--- BEGIN ---

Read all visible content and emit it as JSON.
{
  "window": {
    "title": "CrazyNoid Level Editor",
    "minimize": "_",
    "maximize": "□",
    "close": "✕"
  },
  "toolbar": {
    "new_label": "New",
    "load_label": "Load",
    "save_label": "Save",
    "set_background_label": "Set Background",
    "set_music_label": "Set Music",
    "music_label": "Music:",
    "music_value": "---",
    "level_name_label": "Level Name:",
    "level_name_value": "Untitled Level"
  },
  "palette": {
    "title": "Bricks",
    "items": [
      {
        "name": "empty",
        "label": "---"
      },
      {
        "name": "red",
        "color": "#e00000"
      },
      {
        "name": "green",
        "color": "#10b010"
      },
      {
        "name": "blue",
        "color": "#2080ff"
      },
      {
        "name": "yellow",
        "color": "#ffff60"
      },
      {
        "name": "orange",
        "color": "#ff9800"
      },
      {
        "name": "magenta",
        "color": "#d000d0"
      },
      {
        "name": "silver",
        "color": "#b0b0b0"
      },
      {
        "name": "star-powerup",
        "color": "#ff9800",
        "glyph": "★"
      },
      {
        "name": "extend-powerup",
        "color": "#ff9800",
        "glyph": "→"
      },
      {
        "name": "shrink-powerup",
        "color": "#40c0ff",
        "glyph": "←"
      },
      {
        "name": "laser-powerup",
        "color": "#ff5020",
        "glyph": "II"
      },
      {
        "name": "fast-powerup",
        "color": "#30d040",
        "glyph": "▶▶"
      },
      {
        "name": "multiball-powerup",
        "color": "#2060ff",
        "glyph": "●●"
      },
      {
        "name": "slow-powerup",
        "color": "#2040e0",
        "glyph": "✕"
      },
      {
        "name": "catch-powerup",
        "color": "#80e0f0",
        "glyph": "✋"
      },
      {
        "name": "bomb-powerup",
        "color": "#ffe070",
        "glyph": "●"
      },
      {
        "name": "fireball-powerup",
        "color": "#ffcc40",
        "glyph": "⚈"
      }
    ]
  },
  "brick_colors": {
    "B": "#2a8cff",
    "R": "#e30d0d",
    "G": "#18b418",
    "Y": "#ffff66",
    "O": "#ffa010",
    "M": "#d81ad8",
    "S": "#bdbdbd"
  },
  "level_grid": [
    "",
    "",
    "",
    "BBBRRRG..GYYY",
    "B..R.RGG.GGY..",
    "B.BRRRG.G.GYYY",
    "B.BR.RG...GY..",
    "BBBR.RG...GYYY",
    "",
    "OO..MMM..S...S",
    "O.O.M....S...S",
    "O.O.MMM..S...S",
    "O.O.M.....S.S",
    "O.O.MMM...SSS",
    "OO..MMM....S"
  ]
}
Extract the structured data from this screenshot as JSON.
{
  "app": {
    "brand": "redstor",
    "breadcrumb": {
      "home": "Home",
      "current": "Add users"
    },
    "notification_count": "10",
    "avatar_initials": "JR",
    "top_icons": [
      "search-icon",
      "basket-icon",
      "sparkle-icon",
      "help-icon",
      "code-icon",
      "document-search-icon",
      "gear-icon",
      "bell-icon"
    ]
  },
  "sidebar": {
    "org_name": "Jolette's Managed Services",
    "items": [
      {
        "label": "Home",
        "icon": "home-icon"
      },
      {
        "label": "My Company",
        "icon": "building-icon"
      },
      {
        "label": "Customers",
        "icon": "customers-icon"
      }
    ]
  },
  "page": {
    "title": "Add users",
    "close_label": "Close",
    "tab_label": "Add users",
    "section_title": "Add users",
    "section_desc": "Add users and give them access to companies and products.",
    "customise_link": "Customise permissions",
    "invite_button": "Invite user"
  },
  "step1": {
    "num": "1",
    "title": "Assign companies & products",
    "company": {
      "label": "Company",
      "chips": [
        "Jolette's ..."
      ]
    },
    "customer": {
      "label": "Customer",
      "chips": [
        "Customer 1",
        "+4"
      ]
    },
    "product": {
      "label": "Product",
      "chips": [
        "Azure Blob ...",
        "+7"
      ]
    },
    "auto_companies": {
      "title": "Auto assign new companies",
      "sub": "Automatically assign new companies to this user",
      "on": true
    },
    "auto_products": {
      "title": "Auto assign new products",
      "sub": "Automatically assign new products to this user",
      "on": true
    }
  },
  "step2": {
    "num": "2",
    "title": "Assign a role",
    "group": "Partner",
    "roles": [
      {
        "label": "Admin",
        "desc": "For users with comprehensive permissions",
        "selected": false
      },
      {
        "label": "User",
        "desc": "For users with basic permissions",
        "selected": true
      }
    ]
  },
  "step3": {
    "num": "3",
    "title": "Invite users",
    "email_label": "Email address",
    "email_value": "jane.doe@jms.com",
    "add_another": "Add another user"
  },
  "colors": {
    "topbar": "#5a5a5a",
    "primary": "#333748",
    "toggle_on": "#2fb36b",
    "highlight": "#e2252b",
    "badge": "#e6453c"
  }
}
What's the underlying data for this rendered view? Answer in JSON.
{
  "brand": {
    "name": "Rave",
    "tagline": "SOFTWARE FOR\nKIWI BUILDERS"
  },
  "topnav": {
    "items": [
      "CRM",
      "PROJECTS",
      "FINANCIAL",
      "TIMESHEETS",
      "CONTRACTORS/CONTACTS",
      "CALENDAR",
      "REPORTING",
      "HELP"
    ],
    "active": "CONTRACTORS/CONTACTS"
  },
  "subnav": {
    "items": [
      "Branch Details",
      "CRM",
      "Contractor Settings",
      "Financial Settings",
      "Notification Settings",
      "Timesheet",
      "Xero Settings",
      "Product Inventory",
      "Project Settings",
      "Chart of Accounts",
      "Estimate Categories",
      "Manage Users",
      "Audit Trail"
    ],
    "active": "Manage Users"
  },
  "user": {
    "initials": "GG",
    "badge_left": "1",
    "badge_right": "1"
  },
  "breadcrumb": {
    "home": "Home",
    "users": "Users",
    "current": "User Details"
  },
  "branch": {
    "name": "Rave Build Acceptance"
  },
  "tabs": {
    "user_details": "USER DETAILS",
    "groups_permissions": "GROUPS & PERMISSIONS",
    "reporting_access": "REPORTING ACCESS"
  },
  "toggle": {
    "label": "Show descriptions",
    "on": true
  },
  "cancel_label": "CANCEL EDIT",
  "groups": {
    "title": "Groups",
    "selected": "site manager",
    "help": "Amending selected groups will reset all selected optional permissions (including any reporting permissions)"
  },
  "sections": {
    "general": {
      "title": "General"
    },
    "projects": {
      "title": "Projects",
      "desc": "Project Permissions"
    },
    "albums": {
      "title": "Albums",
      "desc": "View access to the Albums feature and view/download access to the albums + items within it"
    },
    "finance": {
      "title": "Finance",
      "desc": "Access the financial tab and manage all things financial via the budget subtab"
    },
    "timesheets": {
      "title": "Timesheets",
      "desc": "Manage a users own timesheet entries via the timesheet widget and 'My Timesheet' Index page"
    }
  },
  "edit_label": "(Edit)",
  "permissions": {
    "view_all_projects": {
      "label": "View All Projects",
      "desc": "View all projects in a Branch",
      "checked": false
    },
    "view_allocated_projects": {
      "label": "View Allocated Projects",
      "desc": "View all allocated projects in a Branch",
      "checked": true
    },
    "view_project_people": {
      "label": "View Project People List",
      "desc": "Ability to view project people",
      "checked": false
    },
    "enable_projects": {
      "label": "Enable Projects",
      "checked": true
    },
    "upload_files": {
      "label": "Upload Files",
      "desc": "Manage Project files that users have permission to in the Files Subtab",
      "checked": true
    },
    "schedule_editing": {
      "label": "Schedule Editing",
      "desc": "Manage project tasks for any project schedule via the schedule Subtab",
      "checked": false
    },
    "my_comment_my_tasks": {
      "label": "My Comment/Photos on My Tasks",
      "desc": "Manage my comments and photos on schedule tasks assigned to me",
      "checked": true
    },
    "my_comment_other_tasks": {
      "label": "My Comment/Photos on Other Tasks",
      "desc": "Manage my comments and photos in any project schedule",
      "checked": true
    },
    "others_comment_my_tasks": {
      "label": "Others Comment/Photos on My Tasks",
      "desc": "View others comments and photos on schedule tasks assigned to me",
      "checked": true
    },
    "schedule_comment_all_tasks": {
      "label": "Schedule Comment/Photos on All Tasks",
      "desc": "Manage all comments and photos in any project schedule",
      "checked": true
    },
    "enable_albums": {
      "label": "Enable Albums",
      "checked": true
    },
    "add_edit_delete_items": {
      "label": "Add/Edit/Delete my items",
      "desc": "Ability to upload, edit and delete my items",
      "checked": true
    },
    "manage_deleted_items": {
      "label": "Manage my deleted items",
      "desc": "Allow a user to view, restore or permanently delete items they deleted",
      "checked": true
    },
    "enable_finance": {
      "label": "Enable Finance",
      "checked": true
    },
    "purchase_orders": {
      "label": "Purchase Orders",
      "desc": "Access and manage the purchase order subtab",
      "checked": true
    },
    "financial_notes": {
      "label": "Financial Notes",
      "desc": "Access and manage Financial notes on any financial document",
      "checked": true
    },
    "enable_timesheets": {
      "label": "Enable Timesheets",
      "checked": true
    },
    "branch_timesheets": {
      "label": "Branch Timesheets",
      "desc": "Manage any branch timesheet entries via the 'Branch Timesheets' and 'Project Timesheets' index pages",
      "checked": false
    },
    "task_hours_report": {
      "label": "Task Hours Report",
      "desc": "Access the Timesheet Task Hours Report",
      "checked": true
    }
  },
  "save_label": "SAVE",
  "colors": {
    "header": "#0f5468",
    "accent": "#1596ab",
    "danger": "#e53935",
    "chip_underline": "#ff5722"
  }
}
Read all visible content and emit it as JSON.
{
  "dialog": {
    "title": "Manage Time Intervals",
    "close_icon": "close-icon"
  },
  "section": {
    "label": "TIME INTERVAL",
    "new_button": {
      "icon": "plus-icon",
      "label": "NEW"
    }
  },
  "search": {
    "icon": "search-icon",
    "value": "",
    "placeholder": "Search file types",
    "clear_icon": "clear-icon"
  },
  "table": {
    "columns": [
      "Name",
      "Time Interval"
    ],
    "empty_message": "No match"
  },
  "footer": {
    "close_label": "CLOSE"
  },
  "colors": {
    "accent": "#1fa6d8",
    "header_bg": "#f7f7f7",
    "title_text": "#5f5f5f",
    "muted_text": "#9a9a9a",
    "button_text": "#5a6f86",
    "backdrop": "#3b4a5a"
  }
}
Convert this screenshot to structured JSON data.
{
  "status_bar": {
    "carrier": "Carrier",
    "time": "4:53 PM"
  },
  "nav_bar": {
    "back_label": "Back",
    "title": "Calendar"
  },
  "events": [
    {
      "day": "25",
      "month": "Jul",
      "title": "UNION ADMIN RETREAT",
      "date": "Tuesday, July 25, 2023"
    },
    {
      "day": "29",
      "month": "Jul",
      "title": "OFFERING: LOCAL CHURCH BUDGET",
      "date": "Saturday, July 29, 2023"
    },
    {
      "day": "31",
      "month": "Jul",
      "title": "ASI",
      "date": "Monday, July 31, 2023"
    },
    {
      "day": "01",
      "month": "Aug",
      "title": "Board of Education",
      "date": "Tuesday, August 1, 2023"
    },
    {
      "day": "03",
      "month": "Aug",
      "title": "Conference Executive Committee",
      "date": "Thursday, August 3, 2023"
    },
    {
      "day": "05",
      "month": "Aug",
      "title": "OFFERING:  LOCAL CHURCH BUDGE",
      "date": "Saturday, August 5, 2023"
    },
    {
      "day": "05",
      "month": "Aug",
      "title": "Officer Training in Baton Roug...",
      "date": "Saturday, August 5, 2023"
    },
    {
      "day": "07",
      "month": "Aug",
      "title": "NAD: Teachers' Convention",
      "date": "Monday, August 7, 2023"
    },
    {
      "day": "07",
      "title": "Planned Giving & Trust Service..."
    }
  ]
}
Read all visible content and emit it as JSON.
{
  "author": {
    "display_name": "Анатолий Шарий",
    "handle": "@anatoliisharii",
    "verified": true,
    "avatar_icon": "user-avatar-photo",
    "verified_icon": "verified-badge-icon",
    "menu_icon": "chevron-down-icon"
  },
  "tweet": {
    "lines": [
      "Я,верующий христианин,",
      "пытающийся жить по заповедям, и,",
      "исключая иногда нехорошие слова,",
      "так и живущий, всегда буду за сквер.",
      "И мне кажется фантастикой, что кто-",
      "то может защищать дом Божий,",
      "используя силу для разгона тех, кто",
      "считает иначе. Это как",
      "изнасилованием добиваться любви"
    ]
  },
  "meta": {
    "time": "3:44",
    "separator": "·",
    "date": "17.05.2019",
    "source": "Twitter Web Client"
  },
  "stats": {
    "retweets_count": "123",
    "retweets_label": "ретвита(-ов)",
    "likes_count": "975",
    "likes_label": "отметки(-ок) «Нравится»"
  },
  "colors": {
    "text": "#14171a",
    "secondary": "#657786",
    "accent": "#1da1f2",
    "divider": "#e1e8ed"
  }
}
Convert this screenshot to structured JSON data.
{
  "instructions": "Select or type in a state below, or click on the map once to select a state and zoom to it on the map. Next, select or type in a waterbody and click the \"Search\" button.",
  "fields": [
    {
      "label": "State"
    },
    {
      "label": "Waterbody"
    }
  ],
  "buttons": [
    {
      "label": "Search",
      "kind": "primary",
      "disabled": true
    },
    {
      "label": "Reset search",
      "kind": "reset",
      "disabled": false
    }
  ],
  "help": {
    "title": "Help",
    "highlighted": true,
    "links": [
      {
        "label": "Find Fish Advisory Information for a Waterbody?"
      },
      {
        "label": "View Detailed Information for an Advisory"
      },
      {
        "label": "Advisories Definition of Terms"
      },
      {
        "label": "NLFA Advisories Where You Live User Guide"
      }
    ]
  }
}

--- END ---

**TASK GOAL**
Using the listing above, gather each line that holds the string "GYYY" and copy it.

**SOLUTION TO THE EXERCISE**
    "BBBRRRG..GYYY",
    "B.BRRRG.G.GYYY",
    "BBBR.RG...GYYY",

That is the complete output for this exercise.